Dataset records
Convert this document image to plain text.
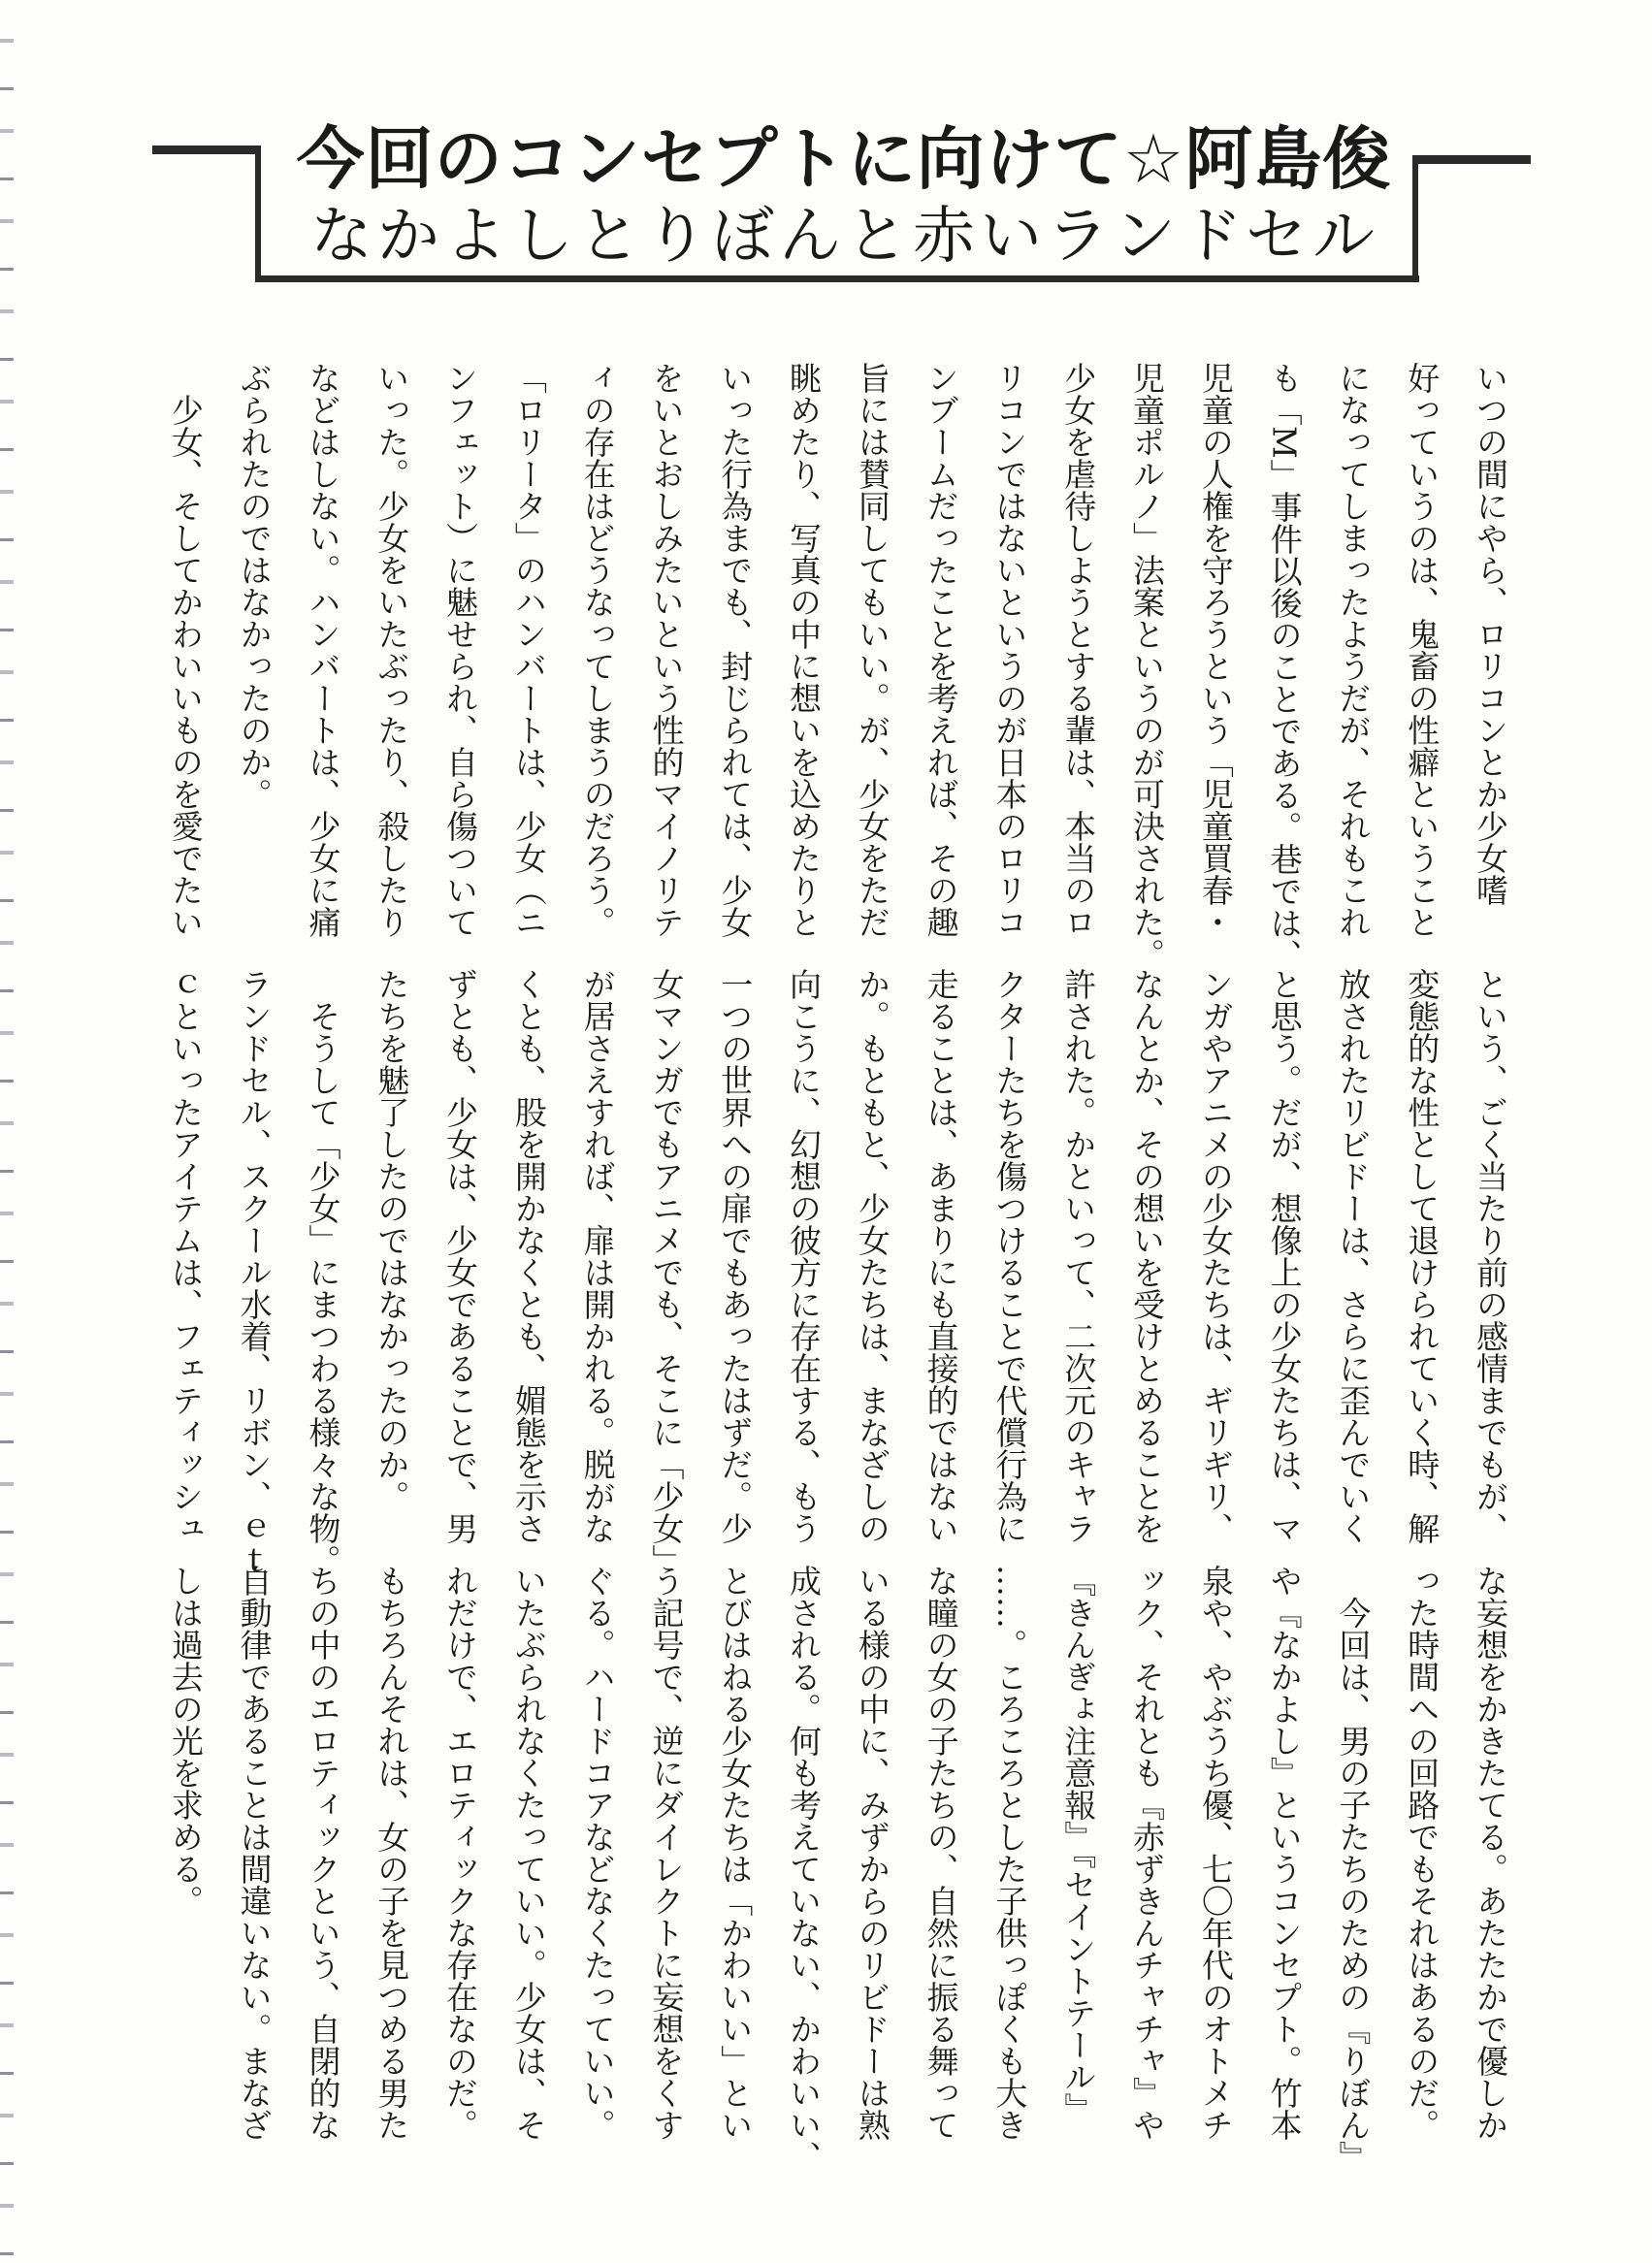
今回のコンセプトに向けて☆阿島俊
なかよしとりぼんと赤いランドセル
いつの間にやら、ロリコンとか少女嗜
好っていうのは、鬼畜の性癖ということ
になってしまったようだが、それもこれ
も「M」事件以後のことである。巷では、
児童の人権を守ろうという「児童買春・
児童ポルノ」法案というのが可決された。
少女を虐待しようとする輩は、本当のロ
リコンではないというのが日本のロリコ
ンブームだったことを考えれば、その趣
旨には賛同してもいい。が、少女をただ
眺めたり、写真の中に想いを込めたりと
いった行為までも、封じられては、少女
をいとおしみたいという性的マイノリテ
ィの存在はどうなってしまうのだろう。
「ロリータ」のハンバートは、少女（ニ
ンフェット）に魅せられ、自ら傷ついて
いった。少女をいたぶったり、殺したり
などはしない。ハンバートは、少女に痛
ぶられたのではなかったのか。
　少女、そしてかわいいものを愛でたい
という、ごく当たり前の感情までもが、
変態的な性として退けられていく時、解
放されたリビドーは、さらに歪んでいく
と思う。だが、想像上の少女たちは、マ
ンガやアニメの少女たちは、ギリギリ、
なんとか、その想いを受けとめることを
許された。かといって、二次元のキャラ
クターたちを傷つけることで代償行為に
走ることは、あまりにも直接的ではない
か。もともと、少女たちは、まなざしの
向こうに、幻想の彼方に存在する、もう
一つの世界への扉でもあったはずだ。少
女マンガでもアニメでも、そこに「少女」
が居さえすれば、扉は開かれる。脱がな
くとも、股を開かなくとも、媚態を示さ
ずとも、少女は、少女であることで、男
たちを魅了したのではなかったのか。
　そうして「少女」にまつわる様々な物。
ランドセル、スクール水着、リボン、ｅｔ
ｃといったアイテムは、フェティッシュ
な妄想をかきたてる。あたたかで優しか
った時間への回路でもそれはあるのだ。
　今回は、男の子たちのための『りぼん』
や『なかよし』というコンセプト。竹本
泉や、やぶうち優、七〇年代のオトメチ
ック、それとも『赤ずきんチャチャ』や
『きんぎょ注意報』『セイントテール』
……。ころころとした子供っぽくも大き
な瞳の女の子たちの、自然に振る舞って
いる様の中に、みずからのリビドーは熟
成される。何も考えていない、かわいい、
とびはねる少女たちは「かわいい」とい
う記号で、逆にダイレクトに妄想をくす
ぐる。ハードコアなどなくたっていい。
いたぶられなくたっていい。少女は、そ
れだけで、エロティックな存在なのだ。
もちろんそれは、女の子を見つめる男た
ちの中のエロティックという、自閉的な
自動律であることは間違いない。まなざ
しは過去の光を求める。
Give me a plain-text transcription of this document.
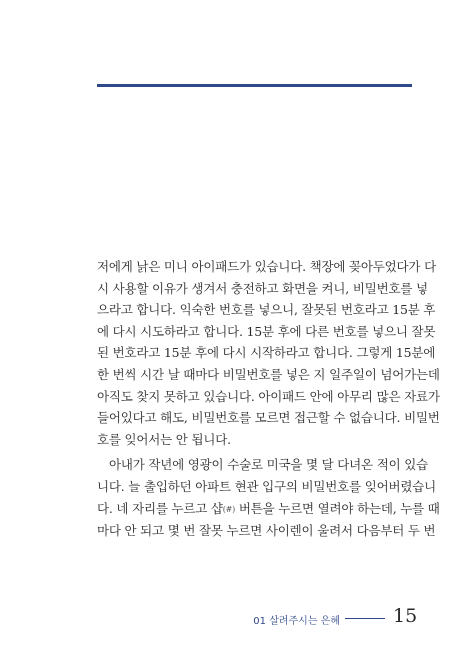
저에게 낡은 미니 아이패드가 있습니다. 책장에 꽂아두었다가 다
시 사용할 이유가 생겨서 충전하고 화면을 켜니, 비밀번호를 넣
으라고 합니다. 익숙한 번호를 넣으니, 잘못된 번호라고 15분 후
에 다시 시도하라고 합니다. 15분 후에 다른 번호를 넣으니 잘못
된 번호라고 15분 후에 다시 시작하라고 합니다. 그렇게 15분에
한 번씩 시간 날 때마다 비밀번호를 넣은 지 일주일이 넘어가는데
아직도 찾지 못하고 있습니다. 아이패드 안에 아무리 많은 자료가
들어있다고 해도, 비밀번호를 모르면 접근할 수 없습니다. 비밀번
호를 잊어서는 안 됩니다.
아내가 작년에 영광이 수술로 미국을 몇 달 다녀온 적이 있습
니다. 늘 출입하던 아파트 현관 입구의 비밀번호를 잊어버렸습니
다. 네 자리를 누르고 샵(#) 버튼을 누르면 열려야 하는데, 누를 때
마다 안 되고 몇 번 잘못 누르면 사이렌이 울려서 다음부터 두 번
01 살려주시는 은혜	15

→ Job
Transcribe every line from the records above without alteration, and leave out the images.

→ Solution to the exercise
Convert this document image to plain text.
今回のコンセプトに向けて☆阿島俊
なかよしとりぼんと赤いランドセル
いつの間にやら、ロリコンとか少女嗜
好っていうのは、鬼畜の性癖ということ
になってしまったようだが、それもこれ
も「M」事件以後のことである。巷では、
児童の人権を守ろうという「児童買春・
児童ポルノ」法案というのが可決された。
少女を虐待しようとする輩は、本当のロ
リコンではないというのが日本のロリコ
ンブームだったことを考えれば、その趣
旨には賛同してもいい。が、少女をただ
眺めたり、写真の中に想いを込めたりと
いった行為までも、封じられては、少女
をいとおしみたいという性的マイノリテ
ィの存在はどうなってしまうのだろう。
「ロリータ」のハンバートは、少女（ニ
ンフェット）に魅せられ、自ら傷ついて
いった。少女をいたぶったり、殺したり
などはしない。ハンバートは、少女に痛
ぶられたのではなかったのか。
　少女、そしてかわいいものを愛でたい
という、ごく当たり前の感情までもが、
変態的な性として退けられていく時、解
放されたリビドーは、さらに歪んでいく
と思う。だが、想像上の少女たちは、マ
ンガやアニメの少女たちは、ギリギリ、
なんとか、その想いを受けとめることを
許された。かといって、二次元のキャラ
クターたちを傷つけることで代償行為に
走ることは、あまりにも直接的ではない
か。もともと、少女たちは、まなざしの
向こうに、幻想の彼方に存在する、もう
一つの世界への扉でもあったはずだ。少
女マンガでもアニメでも、そこに「少女」
が居さえすれば、扉は開かれる。脱がな
くとも、股を開かなくとも、媚態を示さ
ずとも、少女は、少女であることで、男
たちを魅了したのではなかったのか。
　そうして「少女」にまつわる様々な物。
ランドセル、スクール水着、リボン、ｅｔ
ｃといったアイテムは、フェティッシュ
な妄想をかきたてる。あたたかで優しか
った時間への回路でもそれはあるのだ。
　今回は、男の子たちのための『りぼん』
や『なかよし』というコンセプト。竹本
泉や、やぶうち優、七〇年代のオトメチ
ック、それとも『赤ずきんチャチャ』や
『きんぎょ注意報』『セイントテール』
……。ころころとした子供っぽくも大き
な瞳の女の子たちの、自然に振る舞って
いる様の中に、みずからのリビドーは熟
成される。何も考えていない、かわいい、
とびはねる少女たちは「かわいい」とい
う記号で、逆にダイレクトに妄想をくす
ぐる。ハードコアなどなくたっていい。
いたぶられなくたっていい。少女は、そ
れだけで、エロティックな存在なのだ。
もちろんそれは、女の子を見つめる男た
ちの中のエロティックという、自閉的な
自動律であることは間違いない。まなざ
しは過去の光を求める。
Give me a plain-text transcription of this document.
저에게 낡은 미니 아이패드가 있습니다. 책장에 꽂아두었다가 다
시 사용할 이유가 생겨서 충전하고 화면을 켜니, 비밀번호를 넣
으라고 합니다. 익숙한 번호를 넣으니, 잘못된 번호라고 15분 후
에 다시 시도하라고 합니다. 15분 후에 다른 번호를 넣으니 잘못
된 번호라고 15분 후에 다시 시작하라고 합니다. 그렇게 15분에
한 번씩 시간 날 때마다 비밀번호를 넣은 지 일주일이 넘어가는데
아직도 찾지 못하고 있습니다. 아이패드 안에 아무리 많은 자료가
들어있다고 해도, 비밀번호를 모르면 접근할 수 없습니다. 비밀번
호를 잊어서는 안 됩니다.
아내가 작년에 영광이 수술로 미국을 몇 달 다녀온 적이 있습
니다. 늘 출입하던 아파트 현관 입구의 비밀번호를 잊어버렸습니
다. 네 자리를 누르고 샵(#) 버튼을 누르면 열려야 하는데, 누를 때
마다 안 되고 몇 번 잘못 누르면 사이렌이 울려서 다음부터 두 번
01 살려주시는 은혜	15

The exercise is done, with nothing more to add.